AIM >> Set down every entry word for word. Omit the pictures.

------ DATASET ROWS

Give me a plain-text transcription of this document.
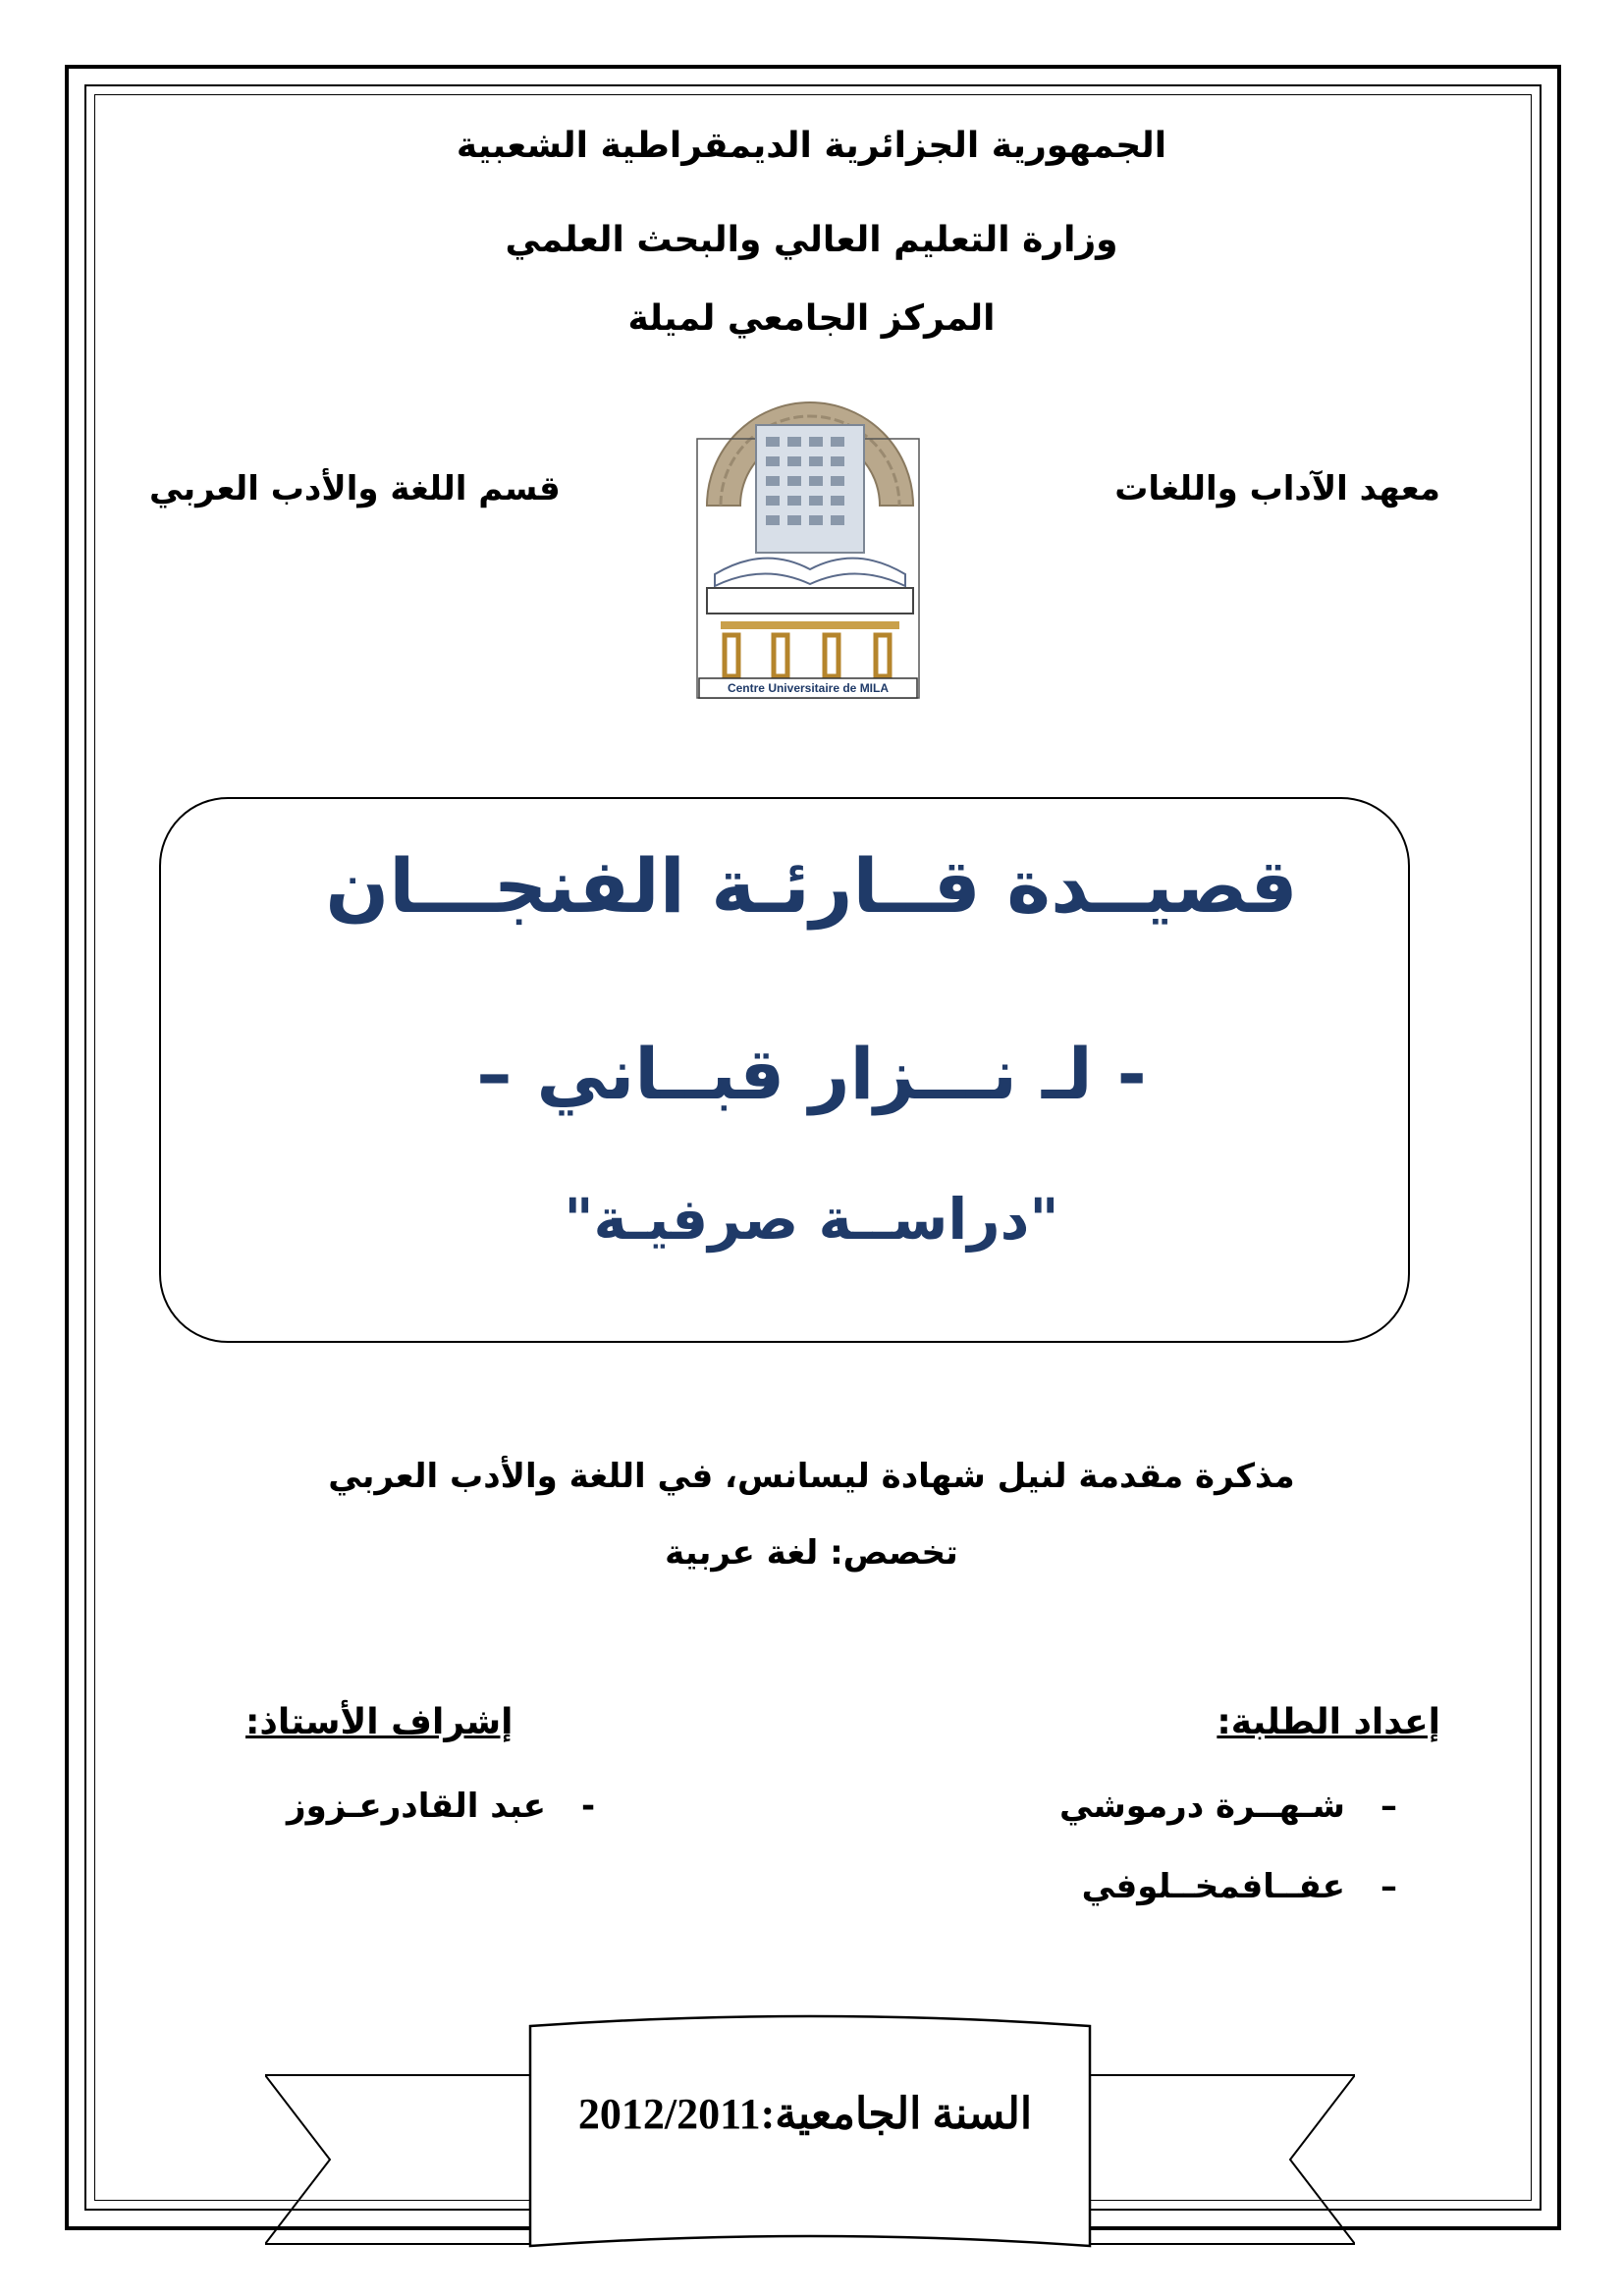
الجمهورية الجزائرية الديمقراطية الشعبية
وزارة التعليم العالي والبحث العلمي
المركز الجامعي لميلة
معهد الآداب واللغات
قسم اللغة والأدب العربي
Centre Universitaire de MILA
قصيــدة قــارئـة الفنجـــان
- لـ نـــزار قبــاني –
"دراســة صرفيـة"
مذكرة مقدمة لنيل شهادة ليسانس، في اللغة والأدب العربي
تخصص: لغة عربية
إعداد الطلبة:
إشراف الأستاذ:
–شـهــرة درموشي
–عفــافمخــلوفي
-عبد القادرعـزوز
السنة الجامعية:2012/2011
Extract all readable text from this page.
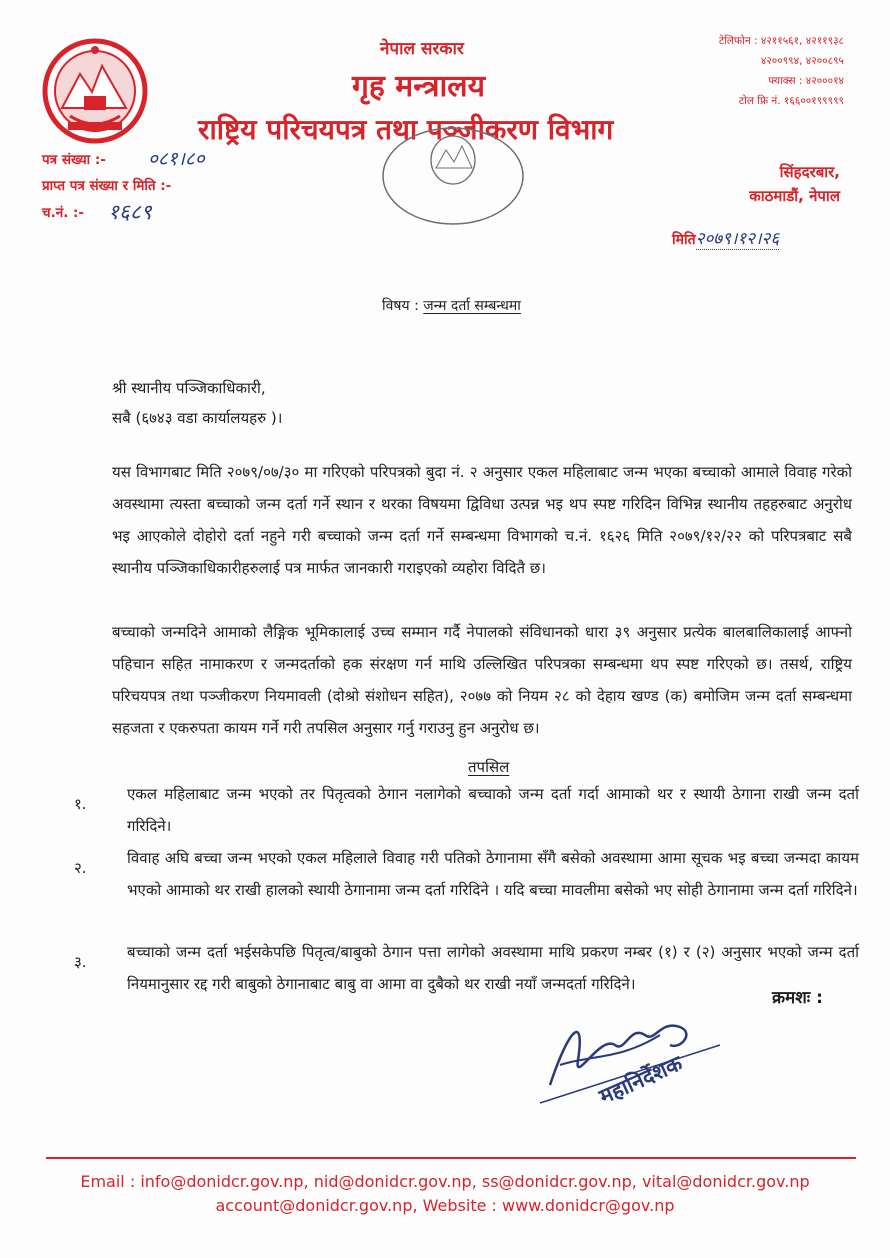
नेपाल सरकार
गृह मन्त्रालय
राष्ट्रिय परिचयपत्र तथा पञ्जीकरण विभाग
टेलिफोन : ४२११५६१, ४२११९३८
४२००९९४, ४२००८९५
फ्याक्स : ४२०००१४
टोल फ्रि नं. १६६००१९९९९९
सिंहदरबार,
काठमाडौं, नेपाल
मिति२०७९।१२।२६
पत्र संख्या :- ०८१।८०
प्राप्त पत्र संख्या र मिति :-
च.नं. :- १६८९
विषय : जन्म दर्ता सम्बन्धमा
श्री स्थानीय पञ्जिकाधिकारी,
सबै (६७४३ वडा कार्यालयहरु )।
यस विभागबाट मिति २०७९/०७/३० मा गरिएको परिपत्रको बुदा नं. २ अनुसार एकल महिलाबाट जन्म भएका बच्चाको आमाले विवाह गरेको अवस्थामा त्यस्ता बच्चाको जन्म दर्ता गर्ने स्थान र थरका विषयमा द्विविधा उत्पन्न भइ थप स्पष्ट गरिदिन विभिन्न स्थानीय तहहरुबाट अनुरोध भइ आएकोले दोहोरो दर्ता नहुने गरी बच्चाको जन्म दर्ता गर्ने सम्बन्धमा विभागको च.नं. १६२६ मिति २०७९/१२/२२ को परिपत्रबाट सबै स्थानीय पञ्जिकाधिकारीहरुलाई पत्र मार्फत जानकारी गराइएको व्यहोरा विदितै छ।
बच्चाको जन्मदिने आमाको लैङ्गिक भूमिकालाई उच्च सम्मान गर्दै नेपालको संविधानको धारा ३९ अनुसार प्रत्येक बालबालिकालाई आफ्नो पहिचान सहित नामाकरण र जन्मदर्ताको हक संरक्षण गर्न माथि उल्लिखित परिपत्रका सम्बन्धमा थप स्पष्ट गरिएको छ। तसर्थ, राष्ट्रिय परिचयपत्र तथा पञ्जीकरण नियमावली (दोश्रो संशोधन सहित), २०७७ को नियम २८ को देहाय खण्ड (क) बमोजिम जन्म दर्ता सम्बन्धमा सहजता र एकरुपता कायम गर्ने गरी तपसिल अनुसार गर्नु गराउनु हुन अनुरोध छ।
तपसिल
१.
एकल महिलाबाट जन्म भएको तर पितृत्वको ठेगान नलागेको बच्चाको जन्म दर्ता गर्दा आमाको थर र स्थायी ठेगाना राखी जन्म दर्ता गरिदिने।
२.
विवाह अघि बच्चा जन्म भएको एकल महिलाले विवाह गरी पतिको ठेगानामा सँगै बसेको अवस्थामा आमा सूचक भइ बच्चा जन्मदा कायम भएको आमाको थर राखी हालको स्थायी ठेगानामा जन्म दर्ता गरिदिने । यदि बच्चा मावलीमा बसेको भए सोही ठेगानामा जन्म दर्ता गरिदिने।
३.
बच्चाको जन्म दर्ता भईसकेपछि पितृत्व/बाबुको ठेगान पत्ता लागेको अवस्थामा माथि प्रकरण नम्बर (१) र (२) अनुसार भएको जन्म दर्ता नियमानुसार रद्द गरी बाबुको ठेगानाबाट बाबु वा आमा वा दुबैको थर राखी नयाँ जन्मदर्ता गरिदिने।
क्रमशः :
महानिर्देशक
Email : info@donidcr.gov.np, nid@donidcr.gov.np, ss@donidcr.gov.np, vital@donidcr.gov.np
account@donidcr.gov.np, Website : www.donidcr@gov.np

------------

WRITTEN SOLUTION >>
Give me a plain-text transcription of this document.
الجمهورية الجزائرية الديمقراطية الشعبية
وزارة التعليم العالي والبحث العلمي
المركز الجامعي لميلة
معهد الآداب واللغات
قسم اللغة والأدب العربي
Centre Universitaire de MILA
قصيــدة قــارئـة الفنجـــان
- لـ نـــزار قبــاني –
"دراســة صرفيـة"
مذكرة مقدمة لنيل شهادة ليسانس، في اللغة والأدب العربي
تخصص: لغة عربية
إعداد الطلبة:
إشراف الأستاذ:
–شـهــرة درموشي
–عفــافمخــلوفي
-عبد القادرعـزوز
السنة الجامعية:2012/2011
Extract all readable text from this page.
नेपाल सरकार
गृह मन्त्रालय
राष्ट्रिय परिचयपत्र तथा पञ्जीकरण विभाग
टेलिफोन : ४२११५६१, ४२११९३८
४२००९९४, ४२००८९५
फ्याक्स : ४२०००१४
टोल फ्रि नं. १६६००१९९९९९
सिंहदरबार,
काठमाडौं, नेपाल
मिति२०७९।१२।२६
पत्र संख्या :- ०८१।८०
प्राप्त पत्र संख्या र मिति :-
च.नं. :- १६८९
विषय : जन्म दर्ता सम्बन्धमा
श्री स्थानीय पञ्जिकाधिकारी,
सबै (६७४३ वडा कार्यालयहरु )।
यस विभागबाट मिति २०७९/०७/३० मा गरिएको परिपत्रको बुदा नं. २ अनुसार एकल महिलाबाट जन्म भएका बच्चाको आमाले विवाह गरेको अवस्थामा त्यस्ता बच्चाको जन्म दर्ता गर्ने स्थान र थरका विषयमा द्विविधा उत्पन्न भइ थप स्पष्ट गरिदिन विभिन्न स्थानीय तहहरुबाट अनुरोध भइ आएकोले दोहोरो दर्ता नहुने गरी बच्चाको जन्म दर्ता गर्ने सम्बन्धमा विभागको च.नं. १६२६ मिति २०७९/१२/२२ को परिपत्रबाट सबै स्थानीय पञ्जिकाधिकारीहरुलाई पत्र मार्फत जानकारी गराइएको व्यहोरा विदितै छ।
बच्चाको जन्मदिने आमाको लैङ्गिक भूमिकालाई उच्च सम्मान गर्दै नेपालको संविधानको धारा ३९ अनुसार प्रत्येक बालबालिकालाई आफ्नो पहिचान सहित नामाकरण र जन्मदर्ताको हक संरक्षण गर्न माथि उल्लिखित परिपत्रका सम्बन्धमा थप स्पष्ट गरिएको छ। तसर्थ, राष्ट्रिय परिचयपत्र तथा पञ्जीकरण नियमावली (दोश्रो संशोधन सहित), २०७७ को नियम २८ को देहाय खण्ड (क) बमोजिम जन्म दर्ता सम्बन्धमा सहजता र एकरुपता कायम गर्ने गरी तपसिल अनुसार गर्नु गराउनु हुन अनुरोध छ।
तपसिल
१.
एकल महिलाबाट जन्म भएको तर पितृत्वको ठेगान नलागेको बच्चाको जन्म दर्ता गर्दा आमाको थर र स्थायी ठेगाना राखी जन्म दर्ता गरिदिने।
२.
विवाह अघि बच्चा जन्म भएको एकल महिलाले विवाह गरी पतिको ठेगानामा सँगै बसेको अवस्थामा आमा सूचक भइ बच्चा जन्मदा कायम भएको आमाको थर राखी हालको स्थायी ठेगानामा जन्म दर्ता गरिदिने । यदि बच्चा मावलीमा बसेको भए सोही ठेगानामा जन्म दर्ता गरिदिने।
३.
बच्चाको जन्म दर्ता भईसकेपछि पितृत्व/बाबुको ठेगान पत्ता लागेको अवस्थामा माथि प्रकरण नम्बर (१) र (२) अनुसार भएको जन्म दर्ता नियमानुसार रद्द गरी बाबुको ठेगानाबाट बाबु वा आमा वा दुबैको थर राखी नयाँ जन्मदर्ता गरिदिने।
क्रमशः :
महानिर्देशक
Email : info@donidcr.gov.np, nid@donidcr.gov.np, ss@donidcr.gov.np, vital@donidcr.gov.np
account@donidcr.gov.np, Website : www.donidcr@gov.np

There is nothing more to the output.